# WRITTEN REQUEST
Count how many lines hold the word "label" and give that number as the whole answer.

# DATASET
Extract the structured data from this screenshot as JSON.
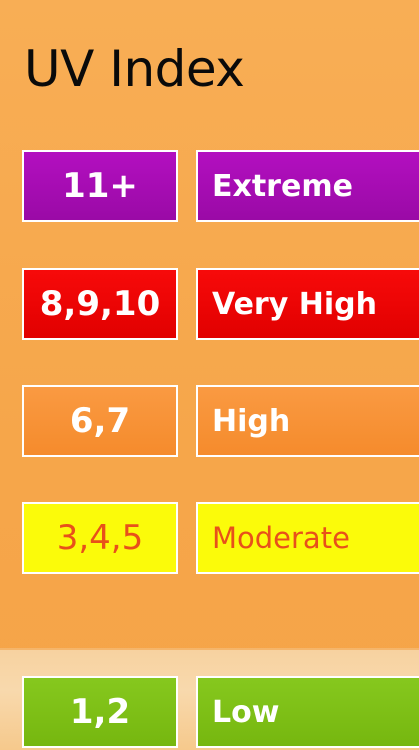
{
  "title": "UV Index",
  "levels": [
    {
      "index": "11+",
      "label": "Extreme",
      "color": "#9a0aa6"
    },
    {
      "index": "8,9,10",
      "label": "Very High",
      "color": "#e10000"
    },
    {
      "index": "6,7",
      "label": "High",
      "color": "#f58b2c"
    },
    {
      "index": "3,4,5",
      "label": "Moderate",
      "color": "#fbfb0a",
      "text_color": "#e8501a"
    },
    {
      "index": "1,2",
      "label": "Low",
      "color": "#76b70f"
    }
  ]
}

# TASK RESULT
5